## [TASK PROMPT]
Each entry below is to be duplicated verbatim.

## [DATA PROVIDED]

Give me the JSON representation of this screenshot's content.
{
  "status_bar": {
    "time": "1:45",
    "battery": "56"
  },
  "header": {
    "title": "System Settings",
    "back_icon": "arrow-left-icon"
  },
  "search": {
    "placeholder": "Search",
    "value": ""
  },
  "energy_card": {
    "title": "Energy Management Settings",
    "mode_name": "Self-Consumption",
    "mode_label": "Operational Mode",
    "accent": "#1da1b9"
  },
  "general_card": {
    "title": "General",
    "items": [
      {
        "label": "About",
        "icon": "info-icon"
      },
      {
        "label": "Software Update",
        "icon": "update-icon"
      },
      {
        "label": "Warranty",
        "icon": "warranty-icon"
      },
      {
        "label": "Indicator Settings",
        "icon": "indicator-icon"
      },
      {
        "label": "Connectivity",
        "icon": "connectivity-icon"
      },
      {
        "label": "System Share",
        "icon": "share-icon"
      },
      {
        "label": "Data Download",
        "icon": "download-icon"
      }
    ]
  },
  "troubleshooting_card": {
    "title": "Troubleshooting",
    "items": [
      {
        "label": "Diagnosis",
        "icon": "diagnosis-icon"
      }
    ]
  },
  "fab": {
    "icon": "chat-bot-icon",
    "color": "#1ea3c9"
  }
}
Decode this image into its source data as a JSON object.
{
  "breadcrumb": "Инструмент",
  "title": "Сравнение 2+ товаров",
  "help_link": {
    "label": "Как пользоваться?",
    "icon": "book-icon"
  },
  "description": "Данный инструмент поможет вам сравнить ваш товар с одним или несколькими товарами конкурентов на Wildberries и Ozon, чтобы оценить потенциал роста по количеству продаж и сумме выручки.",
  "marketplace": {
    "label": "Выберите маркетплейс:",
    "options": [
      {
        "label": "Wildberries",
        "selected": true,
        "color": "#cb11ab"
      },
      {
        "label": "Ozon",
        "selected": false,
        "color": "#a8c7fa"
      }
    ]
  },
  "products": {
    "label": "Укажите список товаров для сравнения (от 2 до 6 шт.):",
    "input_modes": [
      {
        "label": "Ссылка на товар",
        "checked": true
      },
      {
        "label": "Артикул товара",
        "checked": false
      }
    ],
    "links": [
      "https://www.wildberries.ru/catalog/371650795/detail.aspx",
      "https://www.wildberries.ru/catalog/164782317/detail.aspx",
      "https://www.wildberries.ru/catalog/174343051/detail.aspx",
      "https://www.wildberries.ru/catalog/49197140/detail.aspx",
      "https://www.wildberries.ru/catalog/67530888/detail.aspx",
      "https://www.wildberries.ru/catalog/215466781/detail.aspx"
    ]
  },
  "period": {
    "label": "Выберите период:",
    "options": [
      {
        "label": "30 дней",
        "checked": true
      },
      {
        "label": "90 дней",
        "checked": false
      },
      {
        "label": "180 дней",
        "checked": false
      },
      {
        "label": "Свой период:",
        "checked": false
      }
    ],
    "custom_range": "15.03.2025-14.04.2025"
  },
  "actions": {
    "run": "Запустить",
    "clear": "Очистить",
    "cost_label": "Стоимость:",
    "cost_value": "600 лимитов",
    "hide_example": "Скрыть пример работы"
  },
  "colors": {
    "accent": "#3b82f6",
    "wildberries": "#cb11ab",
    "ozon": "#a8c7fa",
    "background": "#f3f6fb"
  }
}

## [FINAL ANSWER]
Give me the JSON representation of this screenshot's content.
{
  "status_bar": {
    "time": "1:45",
    "battery": "56"
  },
  "header": {
    "title": "System Settings",
    "back_icon": "arrow-left-icon"
  },
  "search": {
    "placeholder": "Search",
    "value": ""
  },
  "energy_card": {
    "title": "Energy Management Settings",
    "mode_name": "Self-Consumption",
    "mode_label": "Operational Mode",
    "accent": "#1da1b9"
  },
  "general_card": {
    "title": "General",
    "items": [
      {
        "label": "About",
        "icon": "info-icon"
      },
      {
        "label": "Software Update",
        "icon": "update-icon"
      },
      {
        "label": "Warranty",
        "icon": "warranty-icon"
      },
      {
        "label": "Indicator Settings",
        "icon": "indicator-icon"
      },
      {
        "label": "Connectivity",
        "icon": "connectivity-icon"
      },
      {
        "label": "System Share",
        "icon": "share-icon"
      },
      {
        "label": "Data Download",
        "icon": "download-icon"
      }
    ]
  },
  "troubleshooting_card": {
    "title": "Troubleshooting",
    "items": [
      {
        "label": "Diagnosis",
        "icon": "diagnosis-icon"
      }
    ]
  },
  "fab": {
    "icon": "chat-bot-icon",
    "color": "#1ea3c9"
  }
}
Decode this image into its source data as a JSON object.
{
  "breadcrumb": "Инструмент",
  "title": "Сравнение 2+ товаров",
  "help_link": {
    "label": "Как пользоваться?",
    "icon": "book-icon"
  },
  "description": "Данный инструмент поможет вам сравнить ваш товар с одним или несколькими товарами конкурентов на Wildberries и Ozon, чтобы оценить потенциал роста по количеству продаж и сумме выручки.",
  "marketplace": {
    "label": "Выберите маркетплейс:",
    "options": [
      {
        "label": "Wildberries",
        "selected": true,
        "color": "#cb11ab"
      },
      {
        "label": "Ozon",
        "selected": false,
        "color": "#a8c7fa"
      }
    ]
  },
  "products": {
    "label": "Укажите список товаров для сравнения (от 2 до 6 шт.):",
    "input_modes": [
      {
        "label": "Ссылка на товар",
        "checked": true
      },
      {
        "label": "Артикул товара",
        "checked": false
      }
    ],
    "links": [
      "https://www.wildberries.ru/catalog/371650795/detail.aspx",
      "https://www.wildberries.ru/catalog/164782317/detail.aspx",
      "https://www.wildberries.ru/catalog/174343051/detail.aspx",
      "https://www.wildberries.ru/catalog/49197140/detail.aspx",
      "https://www.wildberries.ru/catalog/67530888/detail.aspx",
      "https://www.wildberries.ru/catalog/215466781/detail.aspx"
    ]
  },
  "period": {
    "label": "Выберите период:",
    "options": [
      {
        "label": "30 дней",
        "checked": true
      },
      {
        "label": "90 дней",
        "checked": false
      },
      {
        "label": "180 дней",
        "checked": false
      },
      {
        "label": "Свой период:",
        "checked": false
      }
    ],
    "custom_range": "15.03.2025-14.04.2025"
  },
  "actions": {
    "run": "Запустить",
    "clear": "Очистить",
    "cost_label": "Стоимость:",
    "cost_value": "600 лимитов",
    "hide_example": "Скрыть пример работы"
  },
  "colors": {
    "accent": "#3b82f6",
    "wildberries": "#cb11ab",
    "ozon": "#a8c7fa",
    "background": "#f3f6fb"
  }
}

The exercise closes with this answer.